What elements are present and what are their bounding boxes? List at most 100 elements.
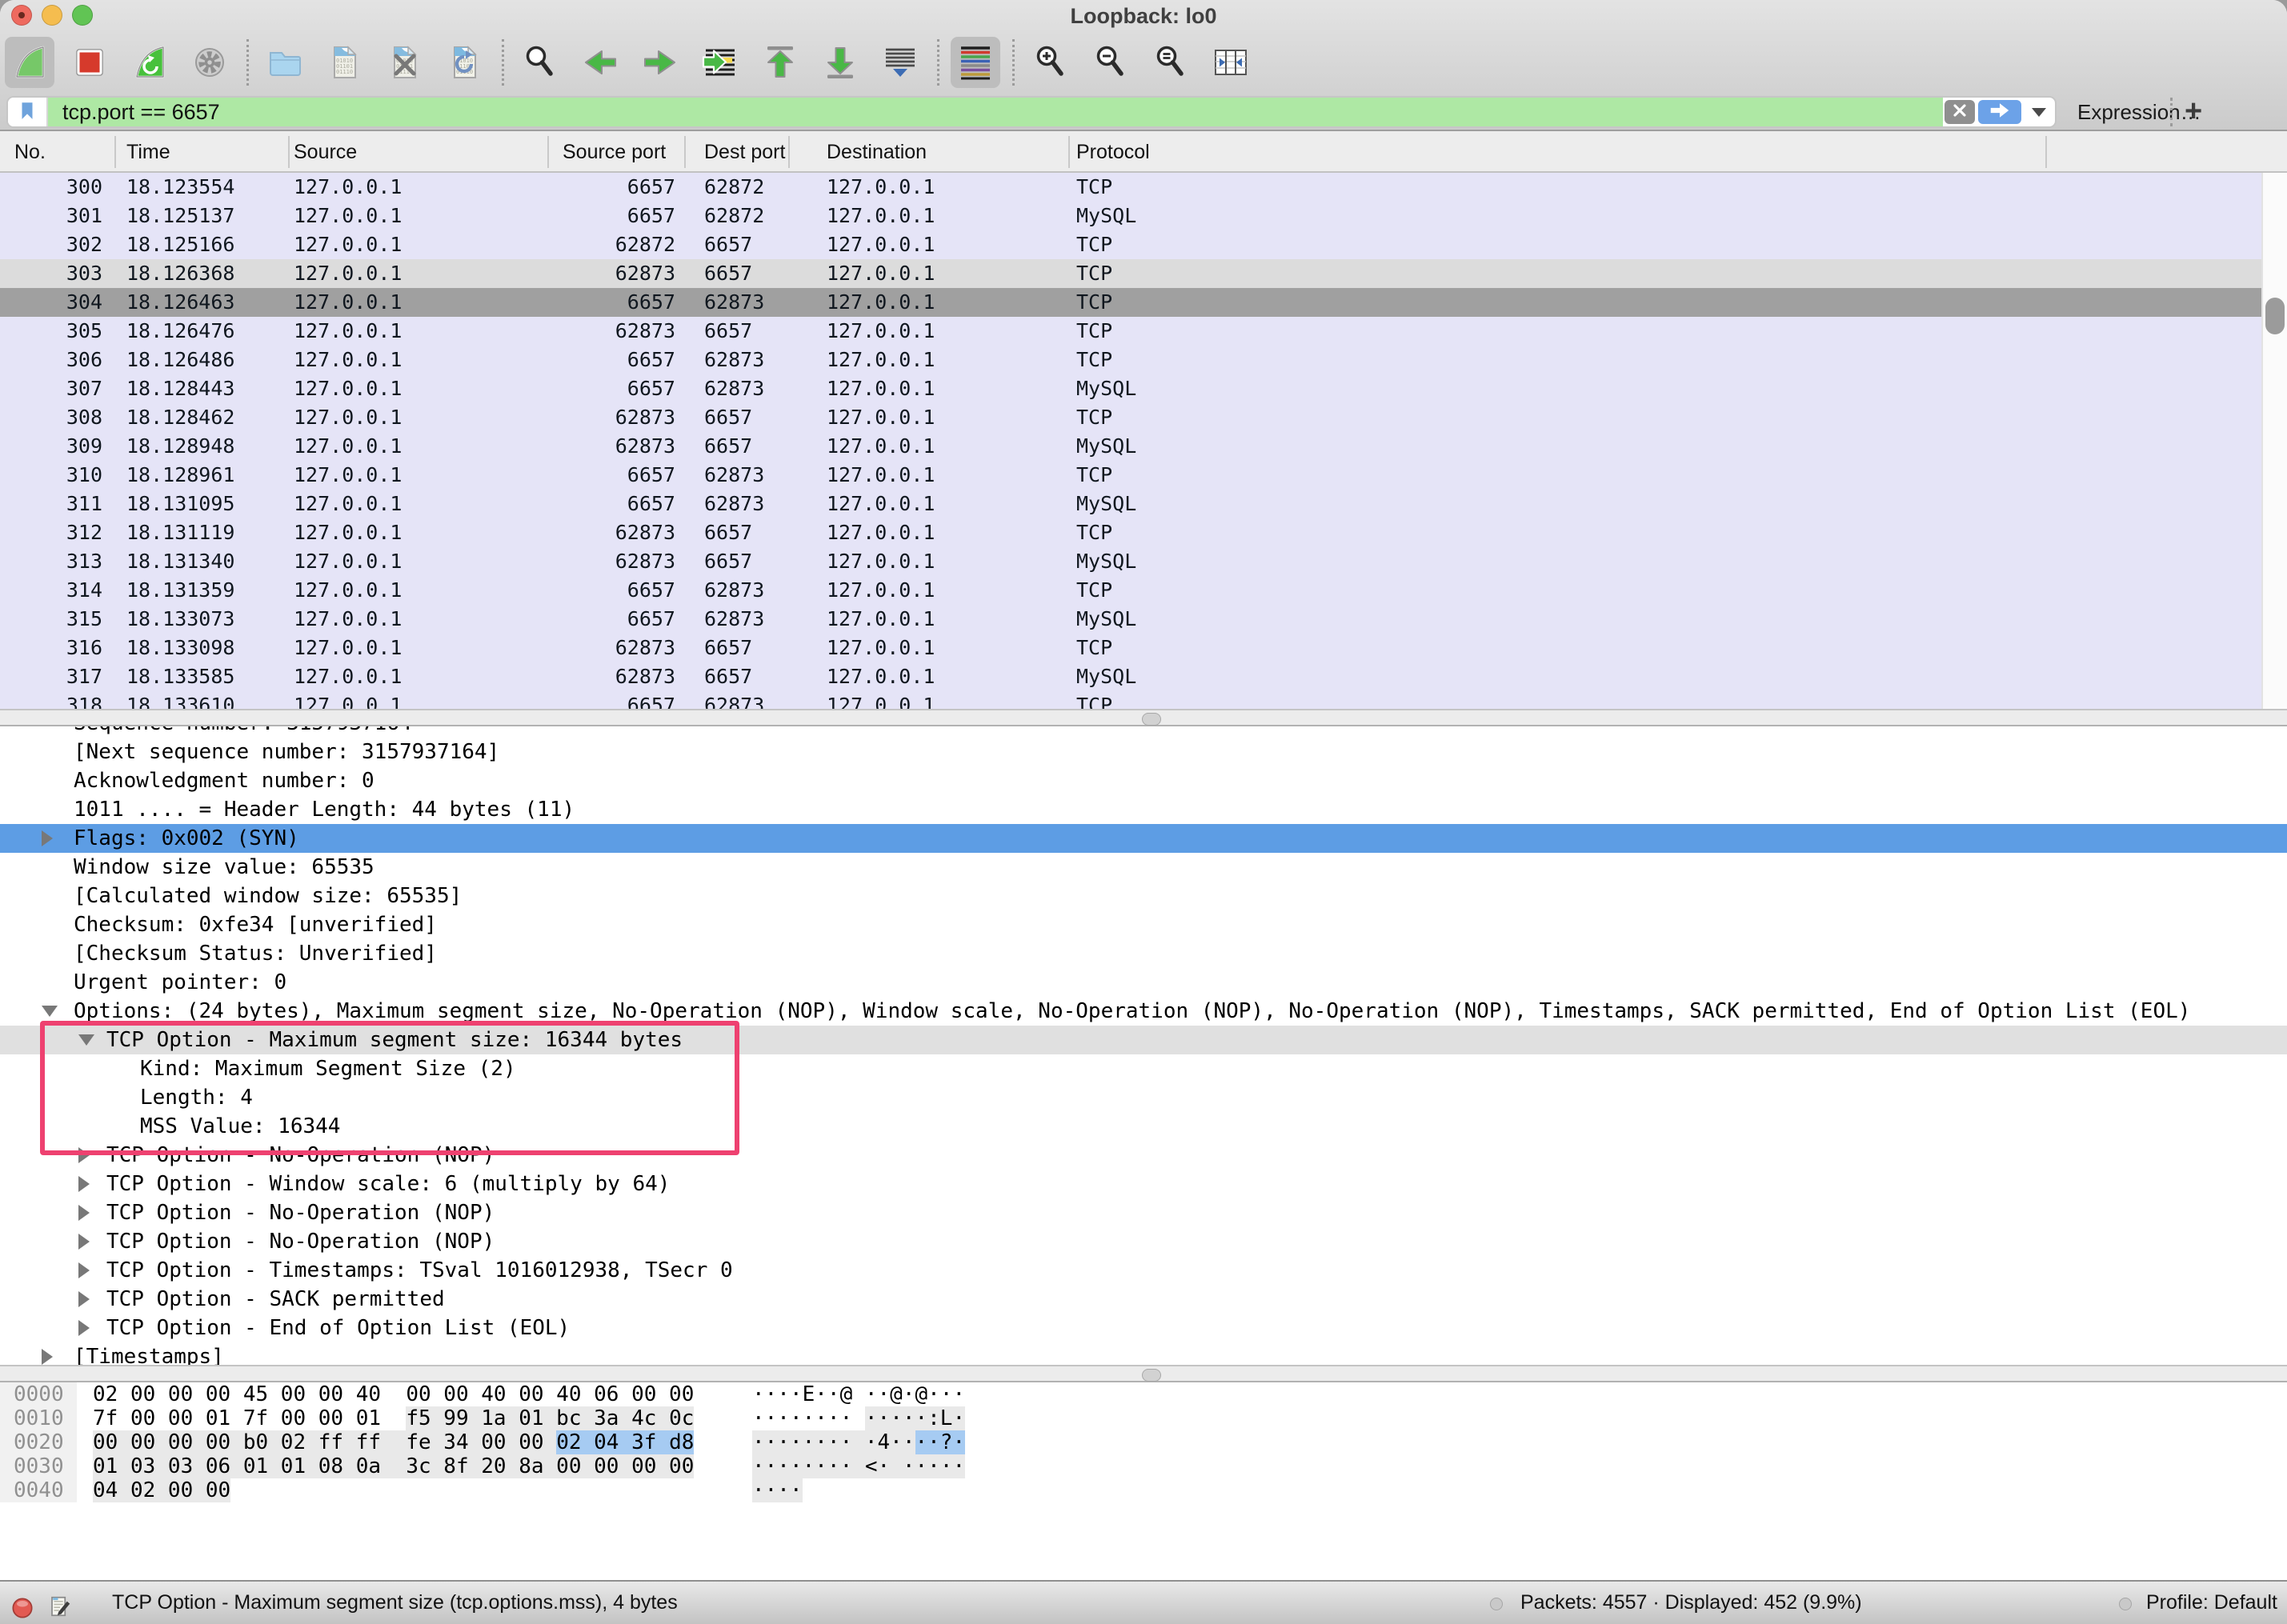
start-capture-button[interactable] xyxy=(5,37,54,88)
stop-capture-button[interactable] xyxy=(65,37,114,88)
packet-list-scrollbar[interactable] xyxy=(2261,173,2287,709)
expand-arrow-icon[interactable] xyxy=(78,1291,90,1307)
detail-row[interactable]: [Calculated window size: 65535] xyxy=(0,882,2287,910)
column-header-dest-port[interactable]: Dest port xyxy=(704,131,785,173)
packet-row[interactable]: 31518.133073127.0.0.1665762873127.0.0.1M… xyxy=(0,605,2261,634)
collapse-arrow-icon[interactable] xyxy=(42,1006,58,1017)
detail-row[interactable]: TCP Option - Maximum segment size: 16344… xyxy=(0,1026,2287,1054)
detail-row[interactable]: MSS Value: 16344 xyxy=(0,1112,2287,1141)
packet-row[interactable]: 30518.126476127.0.0.1628736657127.0.0.1T… xyxy=(0,317,2261,346)
hex-bytes[interactable]: 01 03 03 06 01 01 08 0a 3c 8f 20 8a 00 0… xyxy=(93,1454,694,1478)
reload-file-button[interactable]: 010100110101110 xyxy=(440,37,490,88)
detail-row[interactable]: [Checksum Status: Unverified] xyxy=(0,939,2287,968)
hex-bytes[interactable]: 00 00 00 00 b0 02 ff ff fe 34 00 00 02 0… xyxy=(93,1430,694,1454)
profile-button[interactable]: Profile: Default xyxy=(2146,1582,2277,1624)
open-file-button[interactable] xyxy=(260,37,310,88)
detail-row[interactable]: Window size value: 65535 xyxy=(0,853,2287,882)
packet-row[interactable]: 30118.125137127.0.0.1665762872127.0.0.1M… xyxy=(0,202,2261,230)
filter-input[interactable]: tcp.port == 6657 xyxy=(48,98,1943,126)
detail-row[interactable]: Flags: 0x002 (SYN) xyxy=(0,824,2287,853)
detail-row[interactable]: TCP Option - No-Operation (NOP) xyxy=(0,1198,2287,1227)
go-first-button[interactable] xyxy=(755,37,805,88)
scrollbar-thumb[interactable] xyxy=(2265,298,2285,334)
collapse-arrow-icon[interactable] xyxy=(78,1034,94,1046)
packet-row[interactable]: 31318.131340127.0.0.1628736657127.0.0.1M… xyxy=(0,547,2261,576)
column-separator[interactable] xyxy=(547,136,549,168)
packet-row[interactable]: 31718.133585127.0.0.1628736657127.0.0.1M… xyxy=(0,662,2261,691)
column-header-source-port[interactable]: Source port xyxy=(563,131,666,173)
resize-columns-button[interactable] xyxy=(1206,37,1256,88)
detail-row[interactable]: TCP Option - End of Option List (EOL) xyxy=(0,1314,2287,1342)
clear-filter-button[interactable] xyxy=(1945,100,1975,124)
packet-row[interactable]: 30618.126486127.0.0.1665762873127.0.0.1T… xyxy=(0,346,2261,374)
column-header-no-[interactable]: No. xyxy=(14,131,46,173)
hex-row[interactable]: 000002 00 00 00 45 00 00 40 00 00 40 00 … xyxy=(0,1382,2287,1406)
close-file-button[interactable]: 010100110101110 xyxy=(380,37,430,88)
column-separator[interactable] xyxy=(684,136,686,168)
packet-row[interactable]: 31118.131095127.0.0.1665762873127.0.0.1M… xyxy=(0,490,2261,518)
column-header-destination[interactable]: Destination xyxy=(827,131,927,173)
go-last-button[interactable] xyxy=(815,37,865,88)
hex-row[interactable]: 004004 02 00 00···· xyxy=(0,1478,2287,1502)
hex-bytes[interactable]: 7f 00 00 01 7f 00 00 01 f5 99 1a 01 bc 3… xyxy=(93,1406,694,1430)
hex-bytes[interactable]: 02 00 00 00 45 00 00 40 00 00 40 00 40 0… xyxy=(93,1382,694,1406)
packet-row[interactable]: 30318.126368127.0.0.1628736657127.0.0.1T… xyxy=(0,259,2261,288)
expand-arrow-icon[interactable] xyxy=(78,1320,90,1336)
detail-row[interactable]: Options: (24 bytes), Maximum segment siz… xyxy=(0,997,2287,1026)
ascii-bytes[interactable]: ···· xyxy=(752,1478,803,1502)
column-separator[interactable] xyxy=(2045,136,2047,168)
column-header-time[interactable]: Time xyxy=(126,131,170,173)
find-packet-button[interactable] xyxy=(515,37,565,88)
expand-arrow-icon[interactable] xyxy=(78,1205,90,1221)
packet-row[interactable]: 31218.131119127.0.0.1628736657127.0.0.1T… xyxy=(0,518,2261,547)
column-separator[interactable] xyxy=(788,136,790,168)
packet-row[interactable]: 30418.126463127.0.0.1665762873127.0.0.1T… xyxy=(0,288,2261,317)
save-file-button[interactable]: 010100110101110 xyxy=(320,37,370,88)
detail-row[interactable]: Checksum: 0xfe34 [unverified] xyxy=(0,910,2287,939)
column-header-protocol[interactable]: Protocol xyxy=(1076,131,1150,173)
capture-options-button[interactable] xyxy=(185,37,234,88)
detail-row[interactable]: [Next sequence number: 3157937164] xyxy=(0,738,2287,766)
ascii-bytes[interactable]: ········ ·4····?· xyxy=(752,1430,965,1454)
ascii-bytes[interactable]: ········ ·····:L· xyxy=(752,1406,965,1430)
packet-row[interactable]: 30718.128443127.0.0.1665762873127.0.0.1M… xyxy=(0,374,2261,403)
expand-arrow-icon[interactable] xyxy=(78,1262,90,1278)
apply-filter-button[interactable] xyxy=(1978,100,2021,124)
expand-arrow-icon[interactable] xyxy=(42,1349,53,1365)
zoom-out-button[interactable] xyxy=(1086,37,1135,88)
packet-row[interactable]: 31418.131359127.0.0.1665762873127.0.0.1T… xyxy=(0,576,2261,605)
column-separator[interactable] xyxy=(1068,136,1070,168)
detail-row[interactable]: Acknowledgment number: 0 xyxy=(0,766,2287,795)
add-filter-button[interactable]: + xyxy=(2185,93,2202,131)
ascii-bytes[interactable]: ········ <· ····· xyxy=(752,1454,965,1478)
capture-comment-button[interactable] xyxy=(48,1591,72,1615)
zoom-in-button[interactable] xyxy=(1026,37,1075,88)
colorize-button[interactable] xyxy=(951,37,1000,88)
expert-info-button[interactable] xyxy=(11,1592,34,1614)
hex-row[interactable]: 003001 03 03 06 01 01 08 0a 3c 8f 20 8a … xyxy=(0,1454,2287,1478)
hex-bytes[interactable]: 04 02 00 00 xyxy=(93,1478,230,1502)
detail-row[interactable]: Sequence number: 3157937164 xyxy=(0,726,2287,738)
detail-row[interactable]: Length: 4 xyxy=(0,1083,2287,1112)
column-separator[interactable] xyxy=(114,136,116,168)
hex-row[interactable]: 002000 00 00 00 b0 02 ff ff fe 34 00 00 … xyxy=(0,1430,2287,1454)
detail-row[interactable]: 1011 .... = Header Length: 44 bytes (11) xyxy=(0,795,2287,824)
column-separator[interactable] xyxy=(288,136,290,168)
splitter-handle[interactable] xyxy=(1142,713,1161,726)
detail-row[interactable]: TCP Option - Timestamps: TSval 101601293… xyxy=(0,1256,2287,1285)
auto-scroll-button[interactable] xyxy=(875,37,925,88)
go-back-button[interactable] xyxy=(575,37,625,88)
packet-row[interactable]: 30018.123554127.0.0.1665762872127.0.0.1T… xyxy=(0,173,2261,202)
filter-bookmark-button[interactable] xyxy=(8,98,48,126)
splitter-list-details[interactable] xyxy=(0,709,2287,726)
splitter-handle[interactable] xyxy=(1142,1369,1161,1382)
expand-arrow-icon[interactable] xyxy=(78,1147,90,1163)
packet-row[interactable]: 30818.128462127.0.0.1628736657127.0.0.1T… xyxy=(0,403,2261,432)
hex-row[interactable]: 00107f 00 00 01 7f 00 00 01 f5 99 1a 01 … xyxy=(0,1406,2287,1430)
expand-arrow-icon[interactable] xyxy=(78,1176,90,1192)
detail-row[interactable]: TCP Option - SACK permitted xyxy=(0,1285,2287,1314)
packet-row[interactable]: 30918.128948127.0.0.1628736657127.0.0.1M… xyxy=(0,432,2261,461)
detail-row[interactable]: TCP Option - No-Operation (NOP) xyxy=(0,1141,2287,1170)
zoom-100-button[interactable] xyxy=(1146,37,1196,88)
detail-row[interactable]: TCP Option - Window scale: 6 (multiply b… xyxy=(0,1170,2287,1198)
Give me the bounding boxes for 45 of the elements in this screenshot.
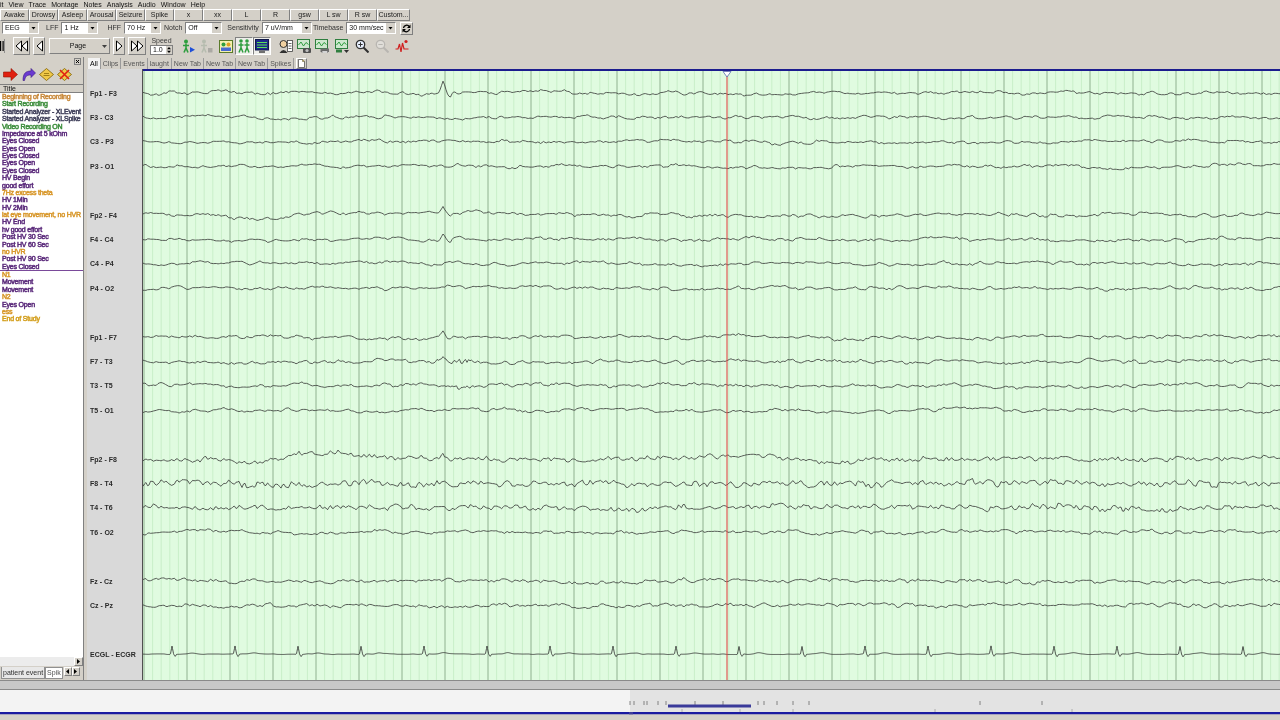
time-cursor[interactable] xyxy=(722,71,732,680)
bars-icon[interactable] xyxy=(0,39,5,53)
caret-icon xyxy=(386,23,396,33)
caret-icon xyxy=(102,44,107,48)
walking-figures-icon xyxy=(237,39,251,53)
triangle-left-icon xyxy=(35,40,43,52)
zoom-in-icon xyxy=(355,39,369,53)
caret-icon xyxy=(212,23,222,33)
monitor-camera-icon xyxy=(297,39,311,53)
fast-forward-icon xyxy=(130,40,144,52)
scroll-right-button[interactable] xyxy=(74,657,83,666)
triangle-left-icon xyxy=(66,669,70,674)
toolbar-button[interactable] xyxy=(277,37,295,55)
right-arrow-icon[interactable] xyxy=(3,68,18,81)
scroll-left-button[interactable] xyxy=(63,667,72,676)
caret-icon xyxy=(88,23,98,33)
person-stop-icon xyxy=(199,39,213,53)
person-play-icon xyxy=(181,39,195,53)
refresh-button[interactable] xyxy=(400,21,414,35)
caret-icon xyxy=(29,23,38,33)
fast-forward-button[interactable] xyxy=(128,37,146,55)
next-button[interactable] xyxy=(113,37,125,55)
fast-backward-icon xyxy=(15,40,28,52)
zoom-out-icon xyxy=(375,39,389,53)
spinner-arrows-icon xyxy=(166,46,172,54)
previous-button[interactable] xyxy=(33,37,45,55)
toolbar-button[interactable] xyxy=(295,37,313,55)
person-list-icon xyxy=(279,39,293,53)
triangle-right-icon xyxy=(115,40,123,52)
curved-arrow-icon[interactable] xyxy=(21,68,36,81)
monitor-printer-icon xyxy=(315,39,329,53)
caret-icon xyxy=(151,23,161,33)
close-icon[interactable] xyxy=(74,58,81,65)
monitor-waveform-icon xyxy=(255,39,269,53)
toolbar-button[interactable] xyxy=(253,37,271,55)
toolbar-button[interactable] xyxy=(353,37,371,55)
refresh-icon xyxy=(402,23,412,33)
photo-people-icon xyxy=(219,39,233,53)
horizontal-scrollbar[interactable] xyxy=(0,680,1280,690)
fast-backward-button[interactable] xyxy=(13,37,30,55)
caret-icon xyxy=(301,23,311,33)
new-note-button[interactable] xyxy=(296,58,308,69)
monitor-menu-icon xyxy=(335,39,349,53)
waveform-figure-icon xyxy=(395,39,409,53)
page-icon xyxy=(298,59,306,68)
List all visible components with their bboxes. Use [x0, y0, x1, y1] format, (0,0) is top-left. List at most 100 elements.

### OBJECTIVE
Pick out every line of the records above that contains the string "capture" and copy each of those lines in full. Case counts, so only exact matches qualify.

### SOLUTION
start-capture-button[interactable] xyxy=(5,37,54,88)
stop-capture-button[interactable] xyxy=(65,37,114,88)
capture-options-button[interactable] xyxy=(185,37,234,88)
capture-comment-button[interactable] xyxy=(48,1591,72,1615)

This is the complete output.